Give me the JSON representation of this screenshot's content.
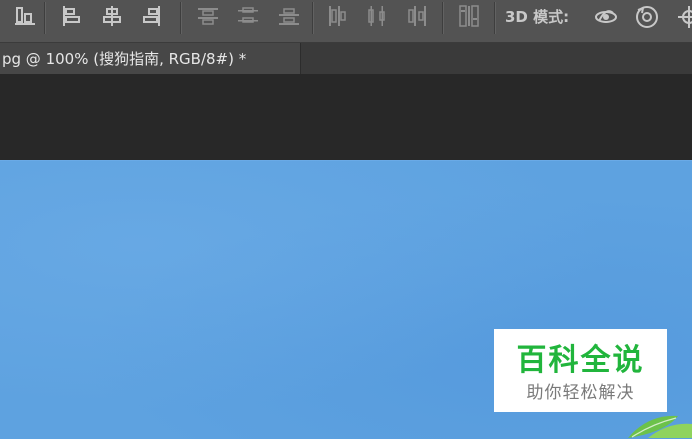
{
  "options_bar": {
    "align_buttons": [
      {
        "icon": "align-bottom-edges-icon"
      },
      {
        "icon": "align-left-edges-icon"
      },
      {
        "icon": "align-horizontal-centers-icon"
      },
      {
        "icon": "align-right-edges-icon"
      },
      {
        "icon": "distribute-top-edges-icon"
      },
      {
        "icon": "distribute-vertical-centers-icon"
      },
      {
        "icon": "distribute-bottom-edges-icon"
      },
      {
        "icon": "distribute-left-edges-icon"
      },
      {
        "icon": "distribute-horizontal-centers-icon"
      },
      {
        "icon": "distribute-right-edges-icon"
      },
      {
        "icon": "auto-align-layers-icon"
      }
    ],
    "mode_label": "3D 模式:",
    "mode_icons": [
      "orbit-3d-icon",
      "roll-3d-icon",
      "pan-3d-icon"
    ],
    "icon_color": "#c8c8c8"
  },
  "document_tab": {
    "title": "pg @ 100% (搜狗指南, RGB/8#) *"
  },
  "canvas": {
    "background_color": "#5ea2e0"
  },
  "watermark": {
    "main_text": "百科全说",
    "sub_text": "助你轻松解决",
    "main_color": "#21b53c"
  }
}
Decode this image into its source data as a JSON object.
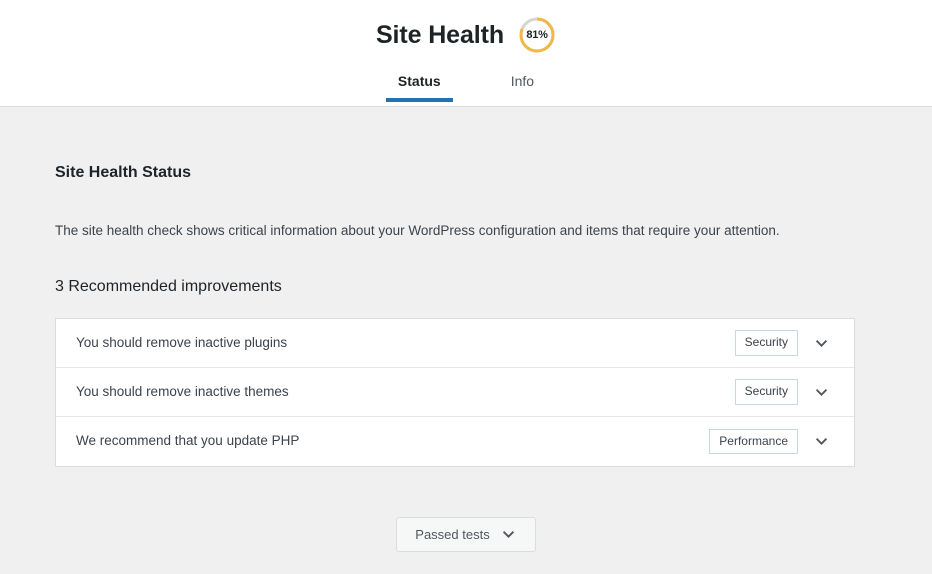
{
  "header": {
    "title": "Site Health",
    "score": {
      "value": 81,
      "label": "81%",
      "arc_color": "#f0b849",
      "track_color": "#d5d5d5"
    },
    "tabs": [
      {
        "label": "Status",
        "active": true
      },
      {
        "label": "Info",
        "active": false
      }
    ],
    "active_tab_color": "#2271b1"
  },
  "main": {
    "section_heading": "Site Health Status",
    "description": "The site health check shows critical information about your WordPress configuration and items that require your attention.",
    "improvements_heading": "3 Recommended improvements",
    "issues": [
      {
        "title": "You should remove inactive plugins",
        "badge": "Security",
        "icon": "chevron-down-icon"
      },
      {
        "title": "You should remove inactive themes",
        "badge": "Security",
        "icon": "chevron-down-icon"
      },
      {
        "title": "We recommend that you update PHP",
        "badge": "Performance",
        "icon": "chevron-down-icon"
      }
    ]
  },
  "footer": {
    "passed_tests_label": "Passed tests",
    "passed_tests_icon": "chevron-down-icon"
  }
}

+ + + + +

Write out every line above exactly as it is, leaving out the pictures.

● **Task result**
Give me the JSON representation of this screenshot's content.
{
  "options_bar": {
    "align_buttons": [
      {
        "icon": "align-bottom-edges-icon"
      },
      {
        "icon": "align-left-edges-icon"
      },
      {
        "icon": "align-horizontal-centers-icon"
      },
      {
        "icon": "align-right-edges-icon"
      },
      {
        "icon": "distribute-top-edges-icon"
      },
      {
        "icon": "distribute-vertical-centers-icon"
      },
      {
        "icon": "distribute-bottom-edges-icon"
      },
      {
        "icon": "distribute-left-edges-icon"
      },
      {
        "icon": "distribute-horizontal-centers-icon"
      },
      {
        "icon": "distribute-right-edges-icon"
      },
      {
        "icon": "auto-align-layers-icon"
      }
    ],
    "mode_label": "3D 模式:",
    "mode_icons": [
      "orbit-3d-icon",
      "roll-3d-icon",
      "pan-3d-icon"
    ],
    "icon_color": "#c8c8c8"
  },
  "document_tab": {
    "title": "pg @ 100% (搜狗指南, RGB/8#) *"
  },
  "canvas": {
    "background_color": "#5ea2e0"
  },
  "watermark": {
    "main_text": "百科全说",
    "sub_text": "助你轻松解决",
    "main_color": "#21b53c"
  }
}
Decode this image into its source data as a JSON object.
{
  "header": {
    "title": "Site Health",
    "score": {
      "value": 81,
      "label": "81%",
      "arc_color": "#f0b849",
      "track_color": "#d5d5d5"
    },
    "tabs": [
      {
        "label": "Status",
        "active": true
      },
      {
        "label": "Info",
        "active": false
      }
    ],
    "active_tab_color": "#2271b1"
  },
  "main": {
    "section_heading": "Site Health Status",
    "description": "The site health check shows critical information about your WordPress configuration and items that require your attention.",
    "improvements_heading": "3 Recommended improvements",
    "issues": [
      {
        "title": "You should remove inactive plugins",
        "badge": "Security",
        "icon": "chevron-down-icon"
      },
      {
        "title": "You should remove inactive themes",
        "badge": "Security",
        "icon": "chevron-down-icon"
      },
      {
        "title": "We recommend that you update PHP",
        "badge": "Performance",
        "icon": "chevron-down-icon"
      }
    ]
  },
  "footer": {
    "passed_tests_label": "Passed tests",
    "passed_tests_icon": "chevron-down-icon"
  }
}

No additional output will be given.